● Exercise input:

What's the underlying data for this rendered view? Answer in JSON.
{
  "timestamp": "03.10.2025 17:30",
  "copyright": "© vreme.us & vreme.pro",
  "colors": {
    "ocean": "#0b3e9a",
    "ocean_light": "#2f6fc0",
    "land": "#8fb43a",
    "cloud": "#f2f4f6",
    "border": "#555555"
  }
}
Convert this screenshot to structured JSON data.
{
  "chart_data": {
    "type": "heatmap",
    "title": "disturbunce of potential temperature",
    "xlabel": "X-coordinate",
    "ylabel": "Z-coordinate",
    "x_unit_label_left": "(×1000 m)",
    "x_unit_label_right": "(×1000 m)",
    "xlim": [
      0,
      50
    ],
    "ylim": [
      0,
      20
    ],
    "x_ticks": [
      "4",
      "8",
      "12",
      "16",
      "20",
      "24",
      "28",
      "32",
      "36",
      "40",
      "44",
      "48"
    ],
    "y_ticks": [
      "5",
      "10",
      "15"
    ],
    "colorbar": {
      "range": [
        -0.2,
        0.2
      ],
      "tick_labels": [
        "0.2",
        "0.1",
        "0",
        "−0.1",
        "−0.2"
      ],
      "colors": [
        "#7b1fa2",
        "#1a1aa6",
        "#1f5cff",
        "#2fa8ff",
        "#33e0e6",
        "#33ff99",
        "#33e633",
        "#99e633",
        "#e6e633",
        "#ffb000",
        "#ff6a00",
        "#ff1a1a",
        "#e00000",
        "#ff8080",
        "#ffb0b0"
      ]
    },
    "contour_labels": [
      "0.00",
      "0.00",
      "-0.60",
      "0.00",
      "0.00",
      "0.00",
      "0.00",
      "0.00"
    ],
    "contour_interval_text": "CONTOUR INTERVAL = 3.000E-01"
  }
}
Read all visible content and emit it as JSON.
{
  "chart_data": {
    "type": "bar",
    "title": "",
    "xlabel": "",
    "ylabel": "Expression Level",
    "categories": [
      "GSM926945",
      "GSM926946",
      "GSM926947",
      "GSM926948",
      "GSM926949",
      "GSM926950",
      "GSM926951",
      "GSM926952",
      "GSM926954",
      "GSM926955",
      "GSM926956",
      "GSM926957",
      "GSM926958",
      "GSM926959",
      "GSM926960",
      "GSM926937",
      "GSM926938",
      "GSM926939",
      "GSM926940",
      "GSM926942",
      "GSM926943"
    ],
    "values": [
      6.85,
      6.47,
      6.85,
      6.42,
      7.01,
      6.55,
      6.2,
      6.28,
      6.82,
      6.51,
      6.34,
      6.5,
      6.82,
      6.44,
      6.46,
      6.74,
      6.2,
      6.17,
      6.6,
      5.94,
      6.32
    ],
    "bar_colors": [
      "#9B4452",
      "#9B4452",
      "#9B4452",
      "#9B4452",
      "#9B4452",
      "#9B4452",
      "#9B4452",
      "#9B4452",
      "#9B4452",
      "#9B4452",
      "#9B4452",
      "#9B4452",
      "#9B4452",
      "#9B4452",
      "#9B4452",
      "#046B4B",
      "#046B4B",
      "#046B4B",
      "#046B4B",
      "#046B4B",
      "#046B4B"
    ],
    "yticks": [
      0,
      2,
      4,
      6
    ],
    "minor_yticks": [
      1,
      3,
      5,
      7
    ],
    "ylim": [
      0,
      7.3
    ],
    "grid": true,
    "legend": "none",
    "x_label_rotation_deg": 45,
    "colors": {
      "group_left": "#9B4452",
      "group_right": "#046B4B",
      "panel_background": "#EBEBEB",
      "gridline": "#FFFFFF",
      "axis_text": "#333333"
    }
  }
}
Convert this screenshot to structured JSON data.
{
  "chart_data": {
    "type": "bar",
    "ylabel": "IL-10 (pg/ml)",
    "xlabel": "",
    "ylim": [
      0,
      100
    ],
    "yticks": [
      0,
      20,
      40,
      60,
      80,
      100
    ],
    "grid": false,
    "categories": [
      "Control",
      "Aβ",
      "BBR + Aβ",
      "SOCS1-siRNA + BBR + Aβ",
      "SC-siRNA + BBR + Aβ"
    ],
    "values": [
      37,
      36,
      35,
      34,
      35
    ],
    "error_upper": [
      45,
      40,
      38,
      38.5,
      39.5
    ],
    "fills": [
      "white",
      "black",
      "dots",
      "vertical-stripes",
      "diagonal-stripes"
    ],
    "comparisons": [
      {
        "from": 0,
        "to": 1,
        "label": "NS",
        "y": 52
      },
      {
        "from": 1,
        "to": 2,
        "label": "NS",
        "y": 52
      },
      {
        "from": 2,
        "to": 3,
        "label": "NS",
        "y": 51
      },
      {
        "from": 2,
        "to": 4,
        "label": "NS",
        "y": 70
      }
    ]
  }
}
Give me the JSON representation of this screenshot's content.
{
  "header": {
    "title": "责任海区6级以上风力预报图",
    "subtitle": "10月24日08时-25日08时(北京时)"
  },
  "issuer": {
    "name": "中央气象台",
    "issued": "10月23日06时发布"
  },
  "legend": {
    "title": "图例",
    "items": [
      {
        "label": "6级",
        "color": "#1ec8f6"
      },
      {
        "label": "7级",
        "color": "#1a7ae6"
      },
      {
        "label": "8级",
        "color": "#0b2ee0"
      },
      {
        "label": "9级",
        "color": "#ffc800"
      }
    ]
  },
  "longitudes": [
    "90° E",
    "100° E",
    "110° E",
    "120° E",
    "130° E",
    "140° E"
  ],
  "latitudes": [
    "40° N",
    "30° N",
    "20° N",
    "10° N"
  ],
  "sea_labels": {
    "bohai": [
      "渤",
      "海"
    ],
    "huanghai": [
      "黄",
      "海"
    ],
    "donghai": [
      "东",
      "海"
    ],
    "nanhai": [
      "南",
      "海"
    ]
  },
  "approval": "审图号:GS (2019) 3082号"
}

● Set task: Copy all of the material word for word.

● Answer to this problem:
What's the underlying data for this rendered view? Answer in JSON.
{
  "timestamp": "03.10.2025 17:30",
  "copyright": "© vreme.us & vreme.pro",
  "colors": {
    "ocean": "#0b3e9a",
    "ocean_light": "#2f6fc0",
    "land": "#8fb43a",
    "cloud": "#f2f4f6",
    "border": "#555555"
  }
}
Convert this screenshot to structured JSON data.
{
  "chart_data": {
    "type": "heatmap",
    "title": "disturbunce of potential temperature",
    "xlabel": "X-coordinate",
    "ylabel": "Z-coordinate",
    "x_unit_label_left": "(×1000 m)",
    "x_unit_label_right": "(×1000 m)",
    "xlim": [
      0,
      50
    ],
    "ylim": [
      0,
      20
    ],
    "x_ticks": [
      "4",
      "8",
      "12",
      "16",
      "20",
      "24",
      "28",
      "32",
      "36",
      "40",
      "44",
      "48"
    ],
    "y_ticks": [
      "5",
      "10",
      "15"
    ],
    "colorbar": {
      "range": [
        -0.2,
        0.2
      ],
      "tick_labels": [
        "0.2",
        "0.1",
        "0",
        "−0.1",
        "−0.2"
      ],
      "colors": [
        "#7b1fa2",
        "#1a1aa6",
        "#1f5cff",
        "#2fa8ff",
        "#33e0e6",
        "#33ff99",
        "#33e633",
        "#99e633",
        "#e6e633",
        "#ffb000",
        "#ff6a00",
        "#ff1a1a",
        "#e00000",
        "#ff8080",
        "#ffb0b0"
      ]
    },
    "contour_labels": [
      "0.00",
      "0.00",
      "-0.60",
      "0.00",
      "0.00",
      "0.00",
      "0.00",
      "0.00"
    ],
    "contour_interval_text": "CONTOUR INTERVAL = 3.000E-01"
  }
}
Read all visible content and emit it as JSON.
{
  "chart_data": {
    "type": "bar",
    "title": "",
    "xlabel": "",
    "ylabel": "Expression Level",
    "categories": [
      "GSM926945",
      "GSM926946",
      "GSM926947",
      "GSM926948",
      "GSM926949",
      "GSM926950",
      "GSM926951",
      "GSM926952",
      "GSM926954",
      "GSM926955",
      "GSM926956",
      "GSM926957",
      "GSM926958",
      "GSM926959",
      "GSM926960",
      "GSM926937",
      "GSM926938",
      "GSM926939",
      "GSM926940",
      "GSM926942",
      "GSM926943"
    ],
    "values": [
      6.85,
      6.47,
      6.85,
      6.42,
      7.01,
      6.55,
      6.2,
      6.28,
      6.82,
      6.51,
      6.34,
      6.5,
      6.82,
      6.44,
      6.46,
      6.74,
      6.2,
      6.17,
      6.6,
      5.94,
      6.32
    ],
    "bar_colors": [
      "#9B4452",
      "#9B4452",
      "#9B4452",
      "#9B4452",
      "#9B4452",
      "#9B4452",
      "#9B4452",
      "#9B4452",
      "#9B4452",
      "#9B4452",
      "#9B4452",
      "#9B4452",
      "#9B4452",
      "#9B4452",
      "#9B4452",
      "#046B4B",
      "#046B4B",
      "#046B4B",
      "#046B4B",
      "#046B4B",
      "#046B4B"
    ],
    "yticks": [
      0,
      2,
      4,
      6
    ],
    "minor_yticks": [
      1,
      3,
      5,
      7
    ],
    "ylim": [
      0,
      7.3
    ],
    "grid": true,
    "legend": "none",
    "x_label_rotation_deg": 45,
    "colors": {
      "group_left": "#9B4452",
      "group_right": "#046B4B",
      "panel_background": "#EBEBEB",
      "gridline": "#FFFFFF",
      "axis_text": "#333333"
    }
  }
}
Convert this screenshot to structured JSON data.
{
  "chart_data": {
    "type": "bar",
    "ylabel": "IL-10 (pg/ml)",
    "xlabel": "",
    "ylim": [
      0,
      100
    ],
    "yticks": [
      0,
      20,
      40,
      60,
      80,
      100
    ],
    "grid": false,
    "categories": [
      "Control",
      "Aβ",
      "BBR + Aβ",
      "SOCS1-siRNA + BBR + Aβ",
      "SC-siRNA + BBR + Aβ"
    ],
    "values": [
      37,
      36,
      35,
      34,
      35
    ],
    "error_upper": [
      45,
      40,
      38,
      38.5,
      39.5
    ],
    "fills": [
      "white",
      "black",
      "dots",
      "vertical-stripes",
      "diagonal-stripes"
    ],
    "comparisons": [
      {
        "from": 0,
        "to": 1,
        "label": "NS",
        "y": 52
      },
      {
        "from": 1,
        "to": 2,
        "label": "NS",
        "y": 52
      },
      {
        "from": 2,
        "to": 3,
        "label": "NS",
        "y": 51
      },
      {
        "from": 2,
        "to": 4,
        "label": "NS",
        "y": 70
      }
    ]
  }
}
Give me the JSON representation of this screenshot's content.
{
  "header": {
    "title": "责任海区6级以上风力预报图",
    "subtitle": "10月24日08时-25日08时(北京时)"
  },
  "issuer": {
    "name": "中央气象台",
    "issued": "10月23日06时发布"
  },
  "legend": {
    "title": "图例",
    "items": [
      {
        "label": "6级",
        "color": "#1ec8f6"
      },
      {
        "label": "7级",
        "color": "#1a7ae6"
      },
      {
        "label": "8级",
        "color": "#0b2ee0"
      },
      {
        "label": "9级",
        "color": "#ffc800"
      }
    ]
  },
  "longitudes": [
    "90° E",
    "100° E",
    "110° E",
    "120° E",
    "130° E",
    "140° E"
  ],
  "latitudes": [
    "40° N",
    "30° N",
    "20° N",
    "10° N"
  ],
  "sea_labels": {
    "bohai": [
      "渤",
      "海"
    ],
    "huanghai": [
      "黄",
      "海"
    ],
    "donghai": [
      "东",
      "海"
    ],
    "nanhai": [
      "南",
      "海"
    ]
  },
  "approval": "审图号:GS (2019) 3082号"
}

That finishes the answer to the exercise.